The records that follow are to be transcribed in full, without their images.

───── ENTRIES ─────

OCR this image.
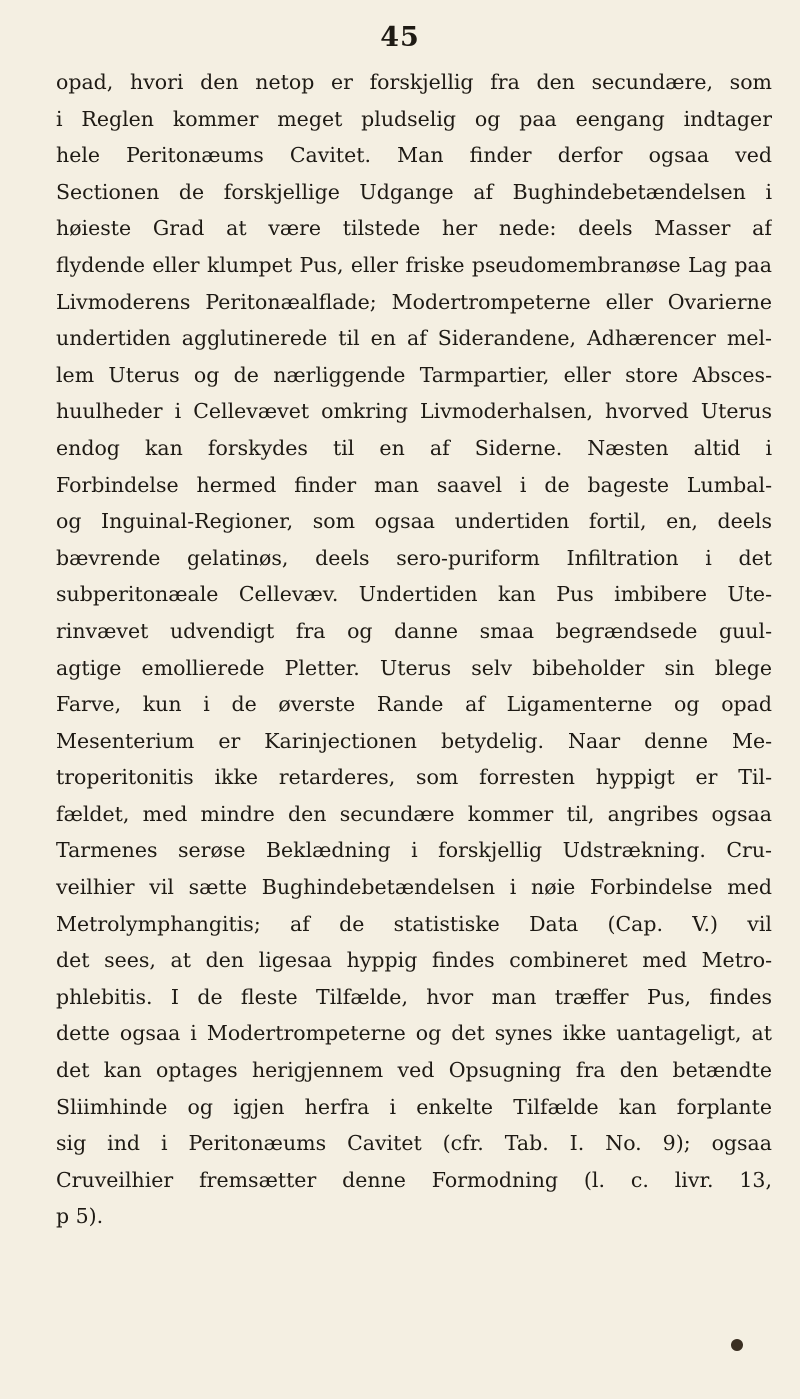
45
opad, hvori den netop er forskjellig fra den secundære, som
i Reglen kommer meget pludselig og paa eengang indtager
hele Peritonæums Cavitet. Man finder derfor ogsaa ved
Sectionen de forskjellige Udgange af Bughindebetændelsen i
høieste Grad at være tilstede her nede: deels Masser af
flydende eller klumpet Pus, eller friske pseudomembranøse Lag paa
Livmoderens Peritonæalflade; Modertrompeterne eller Ovarierne
undertiden agglutinerede til en af Siderandene, Adhærencer mel-
lem Uterus og de nærliggende Tarmpartier, eller store Absces-
huulheder i Cellevævet omkring Livmoderhalsen, hvorved Uterus
endog kan forskydes til en af Siderne. Næsten altid i
Forbindelse hermed finder man saavel i de bageste Lumbal-
og Inguinal-Regioner, som ogsaa undertiden fortil, en, deels
bævrende gelatinøs, deels sero-puriform Infiltration i det
subperitonæale Cellevæv. Undertiden kan Pus imbibere Ute-
rinvævet udvendigt fra og danne smaa begrændsede guul-
agtige emollierede Pletter. Uterus selv bibeholder sin blege
Farve, kun i de øverste Rande af Ligamenterne og opad
Mesenterium er Karinjectionen betydelig. Naar denne Me-
troperitonitis ikke retarderes, som forresten hyppigt er Til-
fældet, med mindre den secundære kommer til, angribes ogsaa
Tarmenes serøse Beklædning i forskjellig Udstrækning. Cru-
veilhier vil sætte Bughindebetændelsen i nøie Forbindelse med
Metrolymphangitis; af de statistiske Data (Cap. V.) vil
det sees, at den ligesaa hyppig findes combineret med Metro-
phlebitis. I de fleste Tilfælde, hvor man træffer Pus, findes
dette ogsaa i Modertrompeterne og det synes ikke uantageligt, at
det kan optages herigjennem ved Opsugning fra den betændte
Sliimhinde og igjen herfra i enkelte Tilfælde kan forplante
sig ind i Peritonæums Cavitet (cfr. Tab. I. No. 9); ogsaa
Cruveilhier fremsætter denne Formodning (l. c. livr. 13,
p 5).
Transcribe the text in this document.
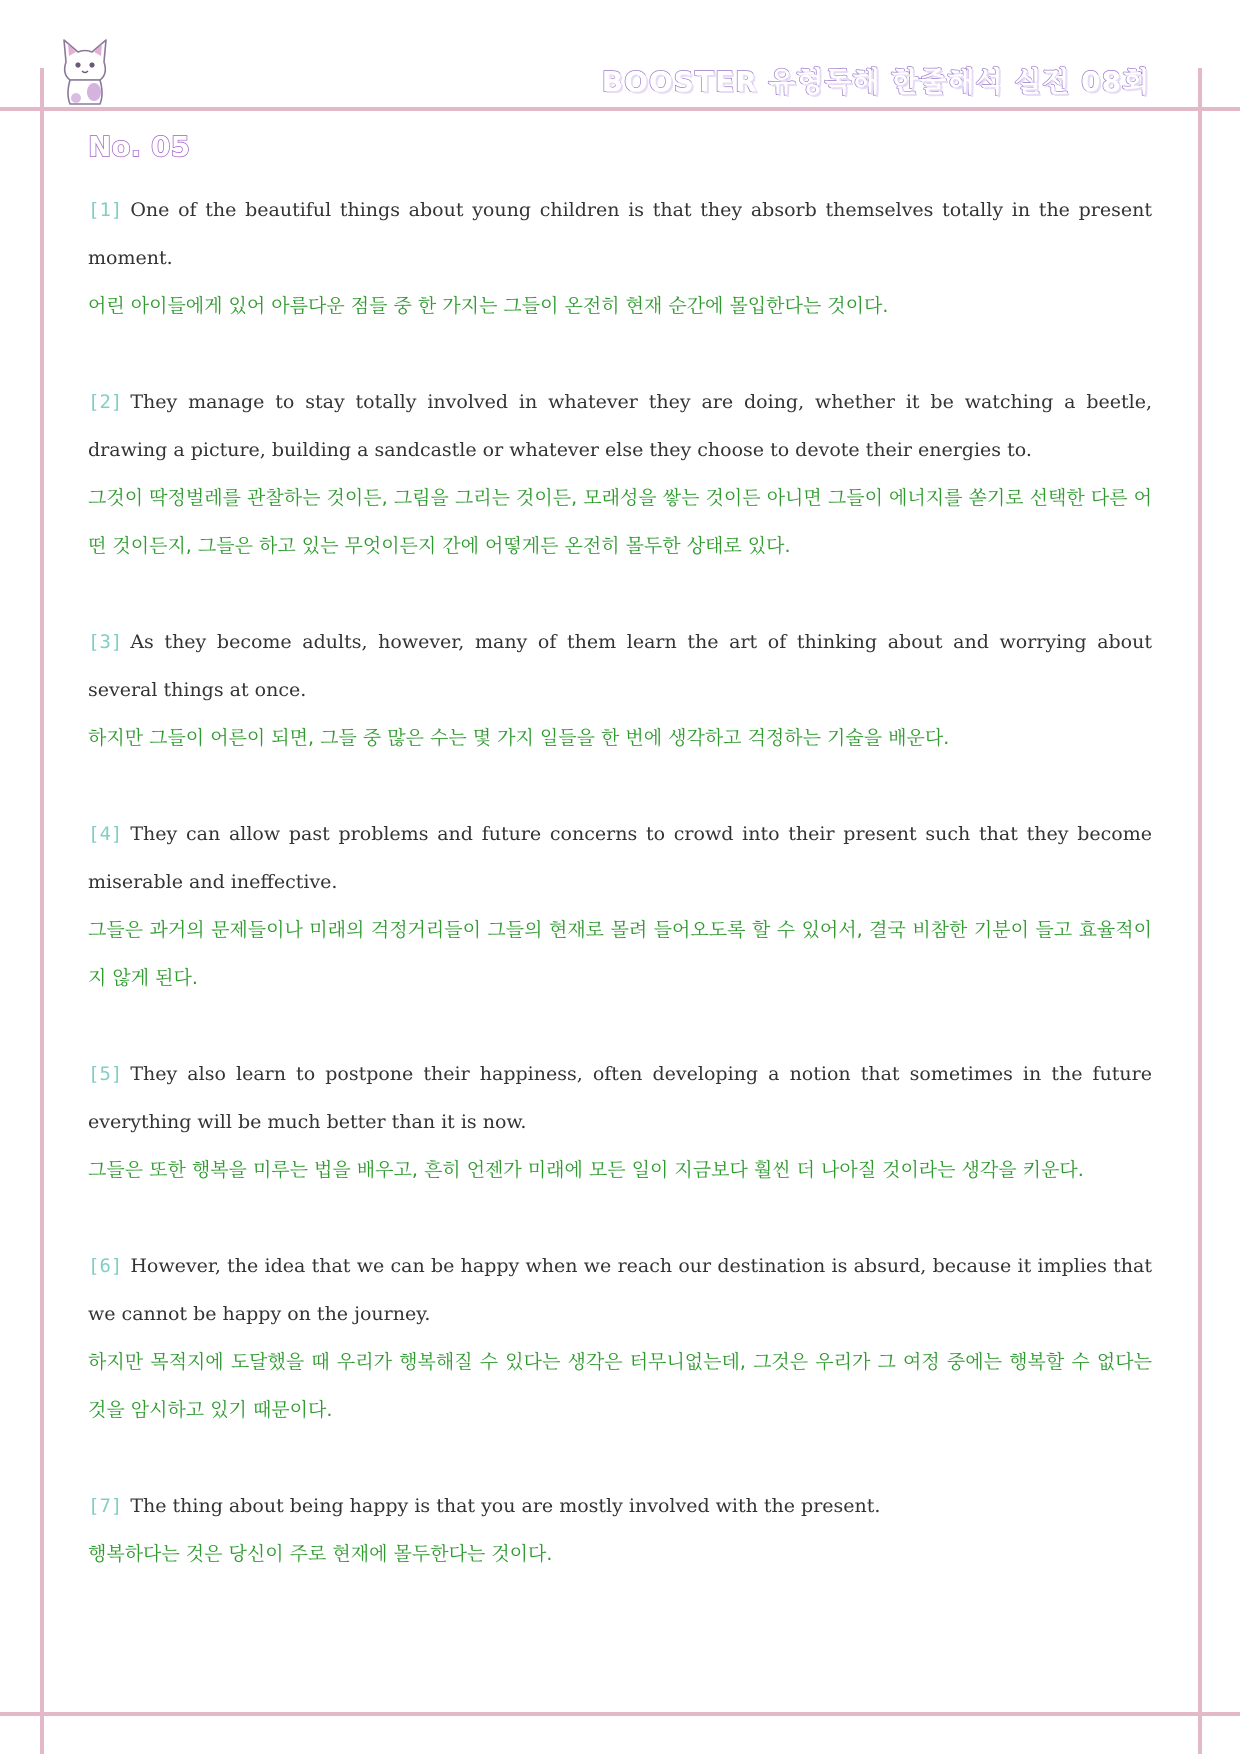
BOOSTER 유형독해 한줄해석 실전 08회
No. 05

[1] One of the beautiful things about young children is that they absorb themselves totally in the present moment.

어린 아이들에게 있어 아름다운 점들 중 한 가지는 그들이 온전히 현재 순간에 몰입한다는 것이다.

[2] They manage to stay totally involved in whatever they are doing, whether it be watching a beetle, drawing a picture, building a sandcastle or whatever else they choose to devote their energies to.

그것이 딱정벌레를 관찰하는 것이든, 그림을 그리는 것이든, 모래성을 쌓는 것이든 아니면 그들이 에너지를 쏟기로 선택한 다른 어떤 것이든지, 그들은 하고 있는 무엇이든지 간에 어떻게든 온전히 몰두한 상태로 있다.

[3] As they become adults, however, many of them learn the art of thinking about and worrying about several things at once.

하지만 그들이 어른이 되면, 그들 중 많은 수는 몇 가지 일들을 한 번에 생각하고 걱정하는 기술을 배운다.

[4] They can allow past problems and future concerns to crowd into their present such that they become miserable and ineffective.

그들은 과거의 문제들이나 미래의 걱정거리들이 그들의 현재로 몰려 들어오도록 할 수 있어서, 결국 비참한 기분이 들고 효율적이지 않게 된다.

[5] They also learn to postpone their happiness, often developing a notion that sometimes in the future everything will be much better than it is now.

그들은 또한 행복을 미루는 법을 배우고, 흔히 언젠가 미래에 모든 일이 지금보다 훨씬 더 나아질 것이라는 생각을 키운다.

[6] However, the idea that we can be happy when we reach our destination is absurd, because it implies that we cannot be happy on the journey.

하지만 목적지에 도달했을 때 우리가 행복해질 수 있다는 생각은 터무니없는데, 그것은 우리가 그 여정 중에는 행복할 수 없다는 것을 암시하고 있기 때문이다.

[7] The thing about being happy is that you are mostly involved with the present.

행복하다는 것은 당신이 주로 현재에 몰두한다는 것이다.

─────

RESULT FOR THIS EXERCISE:
OCR this image.
45
opad, hvori den netop er forskjellig fra den secundære, som
i Reglen kommer meget pludselig og paa eengang indtager
hele Peritonæums Cavitet. Man finder derfor ogsaa ved
Sectionen de forskjellige Udgange af Bughindebetændelsen i
høieste Grad at være tilstede her nede: deels Masser af
flydende eller klumpet Pus, eller friske pseudomembranøse Lag paa
Livmoderens Peritonæalflade; Modertrompeterne eller Ovarierne
undertiden agglutinerede til en af Siderandene, Adhærencer mel-
lem Uterus og de nærliggende Tarmpartier, eller store Absces-
huulheder i Cellevævet omkring Livmoderhalsen, hvorved Uterus
endog kan forskydes til en af Siderne. Næsten altid i
Forbindelse hermed finder man saavel i de bageste Lumbal-
og Inguinal-Regioner, som ogsaa undertiden fortil, en, deels
bævrende gelatinøs, deels sero-puriform Infiltration i det
subperitonæale Cellevæv. Undertiden kan Pus imbibere Ute-
rinvævet udvendigt fra og danne smaa begrændsede guul-
agtige emollierede Pletter. Uterus selv bibeholder sin blege
Farve, kun i de øverste Rande af Ligamenterne og opad
Mesenterium er Karinjectionen betydelig. Naar denne Me-
troperitonitis ikke retarderes, som forresten hyppigt er Til-
fældet, med mindre den secundære kommer til, angribes ogsaa
Tarmenes serøse Beklædning i forskjellig Udstrækning. Cru-
veilhier vil sætte Bughindebetændelsen i nøie Forbindelse med
Metrolymphangitis; af de statistiske Data (Cap. V.) vil
det sees, at den ligesaa hyppig findes combineret med Metro-
phlebitis. I de fleste Tilfælde, hvor man træffer Pus, findes
dette ogsaa i Modertrompeterne og det synes ikke uantageligt, at
det kan optages herigjennem ved Opsugning fra den betændte
Sliimhinde og igjen herfra i enkelte Tilfælde kan forplante
sig ind i Peritonæums Cavitet (cfr. Tab. I. No. 9); ogsaa
Cruveilhier fremsætter denne Formodning (l. c. livr. 13,
p 5).
Transcribe the text in this document.
BOOSTER 유형독해 한줄해석 실전 08회
No. 05

[1] One of the beautiful things about young children is that they absorb themselves totally in the present moment.

어린 아이들에게 있어 아름다운 점들 중 한 가지는 그들이 온전히 현재 순간에 몰입한다는 것이다.

[2] They manage to stay totally involved in whatever they are doing, whether it be watching a beetle, drawing a picture, building a sandcastle or whatever else they choose to devote their energies to.

그것이 딱정벌레를 관찰하는 것이든, 그림을 그리는 것이든, 모래성을 쌓는 것이든 아니면 그들이 에너지를 쏟기로 선택한 다른 어떤 것이든지, 그들은 하고 있는 무엇이든지 간에 어떻게든 온전히 몰두한 상태로 있다.

[3] As they become adults, however, many of them learn the art of thinking about and worrying about several things at once.

하지만 그들이 어른이 되면, 그들 중 많은 수는 몇 가지 일들을 한 번에 생각하고 걱정하는 기술을 배운다.

[4] They can allow past problems and future concerns to crowd into their present such that they become miserable and ineffective.

그들은 과거의 문제들이나 미래의 걱정거리들이 그들의 현재로 몰려 들어오도록 할 수 있어서, 결국 비참한 기분이 들고 효율적이지 않게 된다.

[5] They also learn to postpone their happiness, often developing a notion that sometimes in the future everything will be much better than it is now.

그들은 또한 행복을 미루는 법을 배우고, 흔히 언젠가 미래에 모든 일이 지금보다 훨씬 더 나아질 것이라는 생각을 키운다.

[6] However, the idea that we can be happy when we reach our destination is absurd, because it implies that we cannot be happy on the journey.

하지만 목적지에 도달했을 때 우리가 행복해질 수 있다는 생각은 터무니없는데, 그것은 우리가 그 여정 중에는 행복할 수 없다는 것을 암시하고 있기 때문이다.

[7] The thing about being happy is that you are mostly involved with the present.

행복하다는 것은 당신이 주로 현재에 몰두한다는 것이다.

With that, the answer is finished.